**YOUR OBJECTIVE:**
Extract all of the entries and set them down verbatim.

**DATA LINES:**
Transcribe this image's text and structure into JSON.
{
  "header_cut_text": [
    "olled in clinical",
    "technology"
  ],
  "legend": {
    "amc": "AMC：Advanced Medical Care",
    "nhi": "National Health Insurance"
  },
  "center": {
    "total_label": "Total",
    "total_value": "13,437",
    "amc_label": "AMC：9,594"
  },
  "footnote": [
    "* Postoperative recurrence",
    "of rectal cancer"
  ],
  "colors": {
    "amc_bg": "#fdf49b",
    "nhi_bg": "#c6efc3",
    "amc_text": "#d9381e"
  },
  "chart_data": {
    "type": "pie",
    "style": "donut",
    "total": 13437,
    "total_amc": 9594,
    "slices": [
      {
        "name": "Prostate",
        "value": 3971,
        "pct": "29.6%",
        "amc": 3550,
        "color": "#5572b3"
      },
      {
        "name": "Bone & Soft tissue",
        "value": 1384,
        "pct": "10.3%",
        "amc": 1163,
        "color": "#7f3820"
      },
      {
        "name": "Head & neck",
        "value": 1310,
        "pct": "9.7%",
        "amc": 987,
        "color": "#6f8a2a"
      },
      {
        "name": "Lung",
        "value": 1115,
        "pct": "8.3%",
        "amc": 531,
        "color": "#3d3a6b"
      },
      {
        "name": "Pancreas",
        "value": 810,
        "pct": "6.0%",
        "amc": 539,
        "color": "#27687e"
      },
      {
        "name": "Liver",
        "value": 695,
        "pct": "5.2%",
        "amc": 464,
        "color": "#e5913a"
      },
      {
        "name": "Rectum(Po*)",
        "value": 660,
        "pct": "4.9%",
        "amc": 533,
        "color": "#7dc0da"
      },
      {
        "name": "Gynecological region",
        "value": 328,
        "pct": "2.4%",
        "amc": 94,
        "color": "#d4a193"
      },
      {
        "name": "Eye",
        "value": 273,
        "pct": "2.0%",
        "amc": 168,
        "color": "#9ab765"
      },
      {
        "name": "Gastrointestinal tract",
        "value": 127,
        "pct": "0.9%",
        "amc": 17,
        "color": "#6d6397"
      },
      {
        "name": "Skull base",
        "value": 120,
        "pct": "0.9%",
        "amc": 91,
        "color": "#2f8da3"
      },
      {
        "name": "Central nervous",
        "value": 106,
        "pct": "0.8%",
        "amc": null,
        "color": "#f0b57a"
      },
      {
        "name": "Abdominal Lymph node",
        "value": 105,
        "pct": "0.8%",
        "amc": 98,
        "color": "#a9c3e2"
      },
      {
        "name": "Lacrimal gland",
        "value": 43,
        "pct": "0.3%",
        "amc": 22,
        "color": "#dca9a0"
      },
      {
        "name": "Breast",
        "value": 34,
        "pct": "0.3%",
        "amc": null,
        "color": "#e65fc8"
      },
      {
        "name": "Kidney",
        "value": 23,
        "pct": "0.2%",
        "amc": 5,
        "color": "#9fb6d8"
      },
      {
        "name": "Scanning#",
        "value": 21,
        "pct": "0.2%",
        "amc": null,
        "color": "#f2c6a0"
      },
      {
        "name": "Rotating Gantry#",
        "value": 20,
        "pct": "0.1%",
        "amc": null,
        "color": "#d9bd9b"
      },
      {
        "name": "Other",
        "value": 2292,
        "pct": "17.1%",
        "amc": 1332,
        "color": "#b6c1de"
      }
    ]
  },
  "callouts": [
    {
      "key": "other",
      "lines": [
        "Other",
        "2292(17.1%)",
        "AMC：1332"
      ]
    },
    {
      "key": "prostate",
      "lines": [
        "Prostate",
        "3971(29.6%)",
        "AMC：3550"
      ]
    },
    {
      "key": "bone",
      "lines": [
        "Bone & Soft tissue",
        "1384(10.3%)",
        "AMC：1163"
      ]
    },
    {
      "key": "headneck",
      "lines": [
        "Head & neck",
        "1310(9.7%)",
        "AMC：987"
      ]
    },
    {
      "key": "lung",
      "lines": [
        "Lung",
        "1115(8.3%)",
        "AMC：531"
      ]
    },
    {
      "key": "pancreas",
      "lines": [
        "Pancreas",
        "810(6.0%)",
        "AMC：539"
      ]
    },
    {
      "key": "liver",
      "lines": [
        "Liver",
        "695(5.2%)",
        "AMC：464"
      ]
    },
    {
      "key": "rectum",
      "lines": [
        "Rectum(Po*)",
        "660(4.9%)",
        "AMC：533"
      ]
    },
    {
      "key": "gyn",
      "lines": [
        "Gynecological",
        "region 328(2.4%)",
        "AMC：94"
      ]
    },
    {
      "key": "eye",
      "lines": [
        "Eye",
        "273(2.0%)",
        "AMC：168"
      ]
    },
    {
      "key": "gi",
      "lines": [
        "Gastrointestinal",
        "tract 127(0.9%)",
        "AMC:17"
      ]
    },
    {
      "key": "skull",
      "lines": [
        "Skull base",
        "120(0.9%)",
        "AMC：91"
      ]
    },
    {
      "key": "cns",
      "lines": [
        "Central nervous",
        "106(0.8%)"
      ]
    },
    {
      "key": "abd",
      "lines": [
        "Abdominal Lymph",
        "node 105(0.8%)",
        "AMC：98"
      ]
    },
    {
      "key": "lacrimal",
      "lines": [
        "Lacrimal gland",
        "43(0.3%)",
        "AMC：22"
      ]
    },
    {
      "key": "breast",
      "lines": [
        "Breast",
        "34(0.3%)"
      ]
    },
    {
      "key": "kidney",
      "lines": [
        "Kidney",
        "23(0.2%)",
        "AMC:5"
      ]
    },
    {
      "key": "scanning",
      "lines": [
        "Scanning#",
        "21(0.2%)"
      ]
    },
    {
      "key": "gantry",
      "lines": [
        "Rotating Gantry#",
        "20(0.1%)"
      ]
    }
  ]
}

**ANSWER BELOW:**
Transcribe this image's text and structure into JSON.
{
  "header_cut_text": [
    "olled in clinical",
    "technology"
  ],
  "legend": {
    "amc": "AMC：Advanced Medical Care",
    "nhi": "National Health Insurance"
  },
  "center": {
    "total_label": "Total",
    "total_value": "13,437",
    "amc_label": "AMC：9,594"
  },
  "footnote": [
    "* Postoperative recurrence",
    "of rectal cancer"
  ],
  "colors": {
    "amc_bg": "#fdf49b",
    "nhi_bg": "#c6efc3",
    "amc_text": "#d9381e"
  },
  "chart_data": {
    "type": "pie",
    "style": "donut",
    "total": 13437,
    "total_amc": 9594,
    "slices": [
      {
        "name": "Prostate",
        "value": 3971,
        "pct": "29.6%",
        "amc": 3550,
        "color": "#5572b3"
      },
      {
        "name": "Bone & Soft tissue",
        "value": 1384,
        "pct": "10.3%",
        "amc": 1163,
        "color": "#7f3820"
      },
      {
        "name": "Head & neck",
        "value": 1310,
        "pct": "9.7%",
        "amc": 987,
        "color": "#6f8a2a"
      },
      {
        "name": "Lung",
        "value": 1115,
        "pct": "8.3%",
        "amc": 531,
        "color": "#3d3a6b"
      },
      {
        "name": "Pancreas",
        "value": 810,
        "pct": "6.0%",
        "amc": 539,
        "color": "#27687e"
      },
      {
        "name": "Liver",
        "value": 695,
        "pct": "5.2%",
        "amc": 464,
        "color": "#e5913a"
      },
      {
        "name": "Rectum(Po*)",
        "value": 660,
        "pct": "4.9%",
        "amc": 533,
        "color": "#7dc0da"
      },
      {
        "name": "Gynecological region",
        "value": 328,
        "pct": "2.4%",
        "amc": 94,
        "color": "#d4a193"
      },
      {
        "name": "Eye",
        "value": 273,
        "pct": "2.0%",
        "amc": 168,
        "color": "#9ab765"
      },
      {
        "name": "Gastrointestinal tract",
        "value": 127,
        "pct": "0.9%",
        "amc": 17,
        "color": "#6d6397"
      },
      {
        "name": "Skull base",
        "value": 120,
        "pct": "0.9%",
        "amc": 91,
        "color": "#2f8da3"
      },
      {
        "name": "Central nervous",
        "value": 106,
        "pct": "0.8%",
        "amc": null,
        "color": "#f0b57a"
      },
      {
        "name": "Abdominal Lymph node",
        "value": 105,
        "pct": "0.8%",
        "amc": 98,
        "color": "#a9c3e2"
      },
      {
        "name": "Lacrimal gland",
        "value": 43,
        "pct": "0.3%",
        "amc": 22,
        "color": "#dca9a0"
      },
      {
        "name": "Breast",
        "value": 34,
        "pct": "0.3%",
        "amc": null,
        "color": "#e65fc8"
      },
      {
        "name": "Kidney",
        "value": 23,
        "pct": "0.2%",
        "amc": 5,
        "color": "#9fb6d8"
      },
      {
        "name": "Scanning#",
        "value": 21,
        "pct": "0.2%",
        "amc": null,
        "color": "#f2c6a0"
      },
      {
        "name": "Rotating Gantry#",
        "value": 20,
        "pct": "0.1%",
        "amc": null,
        "color": "#d9bd9b"
      },
      {
        "name": "Other",
        "value": 2292,
        "pct": "17.1%",
        "amc": 1332,
        "color": "#b6c1de"
      }
    ]
  },
  "callouts": [
    {
      "key": "other",
      "lines": [
        "Other",
        "2292(17.1%)",
        "AMC：1332"
      ]
    },
    {
      "key": "prostate",
      "lines": [
        "Prostate",
        "3971(29.6%)",
        "AMC：3550"
      ]
    },
    {
      "key": "bone",
      "lines": [
        "Bone & Soft tissue",
        "1384(10.3%)",
        "AMC：1163"
      ]
    },
    {
      "key": "headneck",
      "lines": [
        "Head & neck",
        "1310(9.7%)",
        "AMC：987"
      ]
    },
    {
      "key": "lung",
      "lines": [
        "Lung",
        "1115(8.3%)",
        "AMC：531"
      ]
    },
    {
      "key": "pancreas",
      "lines": [
        "Pancreas",
        "810(6.0%)",
        "AMC：539"
      ]
    },
    {
      "key": "liver",
      "lines": [
        "Liver",
        "695(5.2%)",
        "AMC：464"
      ]
    },
    {
      "key": "rectum",
      "lines": [
        "Rectum(Po*)",
        "660(4.9%)",
        "AMC：533"
      ]
    },
    {
      "key": "gyn",
      "lines": [
        "Gynecological",
        "region 328(2.4%)",
        "AMC：94"
      ]
    },
    {
      "key": "eye",
      "lines": [
        "Eye",
        "273(2.0%)",
        "AMC：168"
      ]
    },
    {
      "key": "gi",
      "lines": [
        "Gastrointestinal",
        "tract 127(0.9%)",
        "AMC:17"
      ]
    },
    {
      "key": "skull",
      "lines": [
        "Skull base",
        "120(0.9%)",
        "AMC：91"
      ]
    },
    {
      "key": "cns",
      "lines": [
        "Central nervous",
        "106(0.8%)"
      ]
    },
    {
      "key": "abd",
      "lines": [
        "Abdominal Lymph",
        "node 105(0.8%)",
        "AMC：98"
      ]
    },
    {
      "key": "lacrimal",
      "lines": [
        "Lacrimal gland",
        "43(0.3%)",
        "AMC：22"
      ]
    },
    {
      "key": "breast",
      "lines": [
        "Breast",
        "34(0.3%)"
      ]
    },
    {
      "key": "kidney",
      "lines": [
        "Kidney",
        "23(0.2%)",
        "AMC:5"
      ]
    },
    {
      "key": "scanning",
      "lines": [
        "Scanning#",
        "21(0.2%)"
      ]
    },
    {
      "key": "gantry",
      "lines": [
        "Rotating Gantry#",
        "20(0.1%)"
      ]
    }
  ]
}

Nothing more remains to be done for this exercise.